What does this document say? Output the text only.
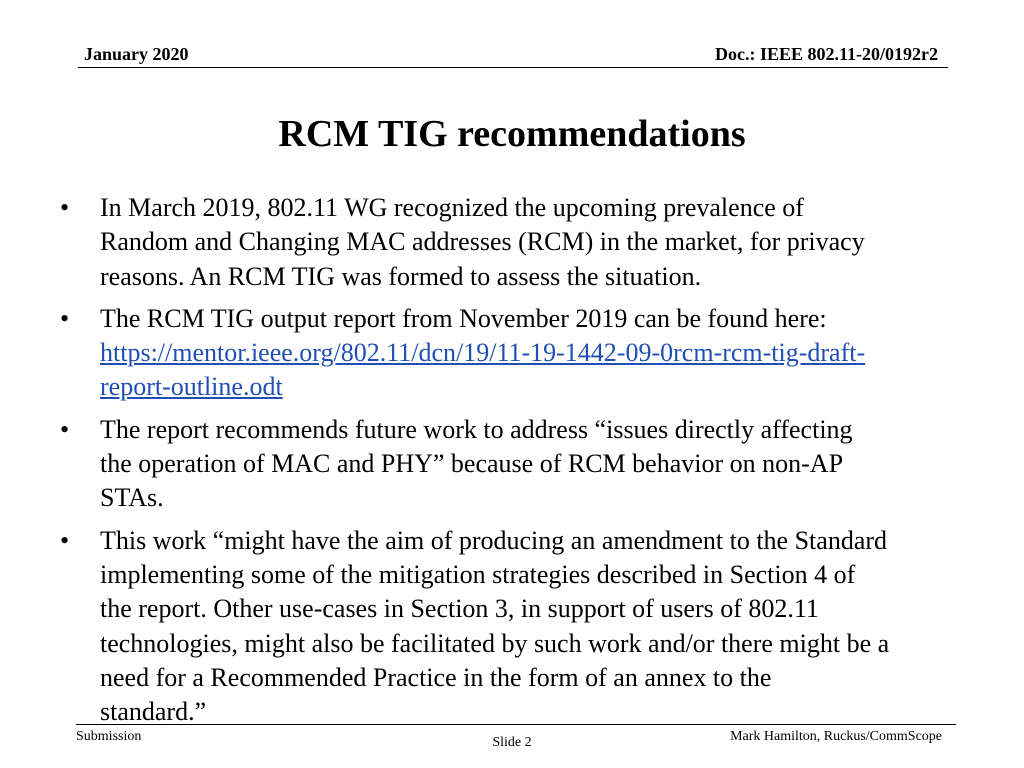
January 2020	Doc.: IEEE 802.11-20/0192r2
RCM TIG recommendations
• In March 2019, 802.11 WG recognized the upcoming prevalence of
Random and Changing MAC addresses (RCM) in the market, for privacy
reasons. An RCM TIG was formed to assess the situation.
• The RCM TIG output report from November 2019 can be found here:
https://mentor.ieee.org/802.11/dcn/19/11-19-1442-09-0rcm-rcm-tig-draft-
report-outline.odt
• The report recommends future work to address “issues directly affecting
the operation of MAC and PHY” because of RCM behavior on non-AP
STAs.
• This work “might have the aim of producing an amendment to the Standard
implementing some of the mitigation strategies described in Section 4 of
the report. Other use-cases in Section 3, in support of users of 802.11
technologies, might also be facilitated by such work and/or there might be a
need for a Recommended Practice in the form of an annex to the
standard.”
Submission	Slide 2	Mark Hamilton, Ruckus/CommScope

· · · · · · ·

== The request ==
Leave the pictures out, and transcribe each of the records exactly.

== Task response ==
What does this document say? Output the text only.
January 2020	Doc.: IEEE 802.11-20/0192r2
RCM TIG recommendations
• In March 2019, 802.11 WG recognized the upcoming prevalence of
Random and Changing MAC addresses (RCM) in the market, for privacy
reasons. An RCM TIG was formed to assess the situation.
• The RCM TIG output report from November 2019 can be found here:
https://mentor.ieee.org/802.11/dcn/19/11-19-1442-09-0rcm-rcm-tig-draft-
report-outline.odt
• The report recommends future work to address “issues directly affecting
the operation of MAC and PHY” because of RCM behavior on non-AP
STAs.
• This work “might have the aim of producing an amendment to the Standard
implementing some of the mitigation strategies described in Section 4 of
the report. Other use-cases in Section 3, in support of users of 802.11
technologies, might also be facilitated by such work and/or there might be a
need for a Recommended Practice in the form of an annex to the
standard.”
Submission	Slide 2	Mark Hamilton, Ruckus/CommScope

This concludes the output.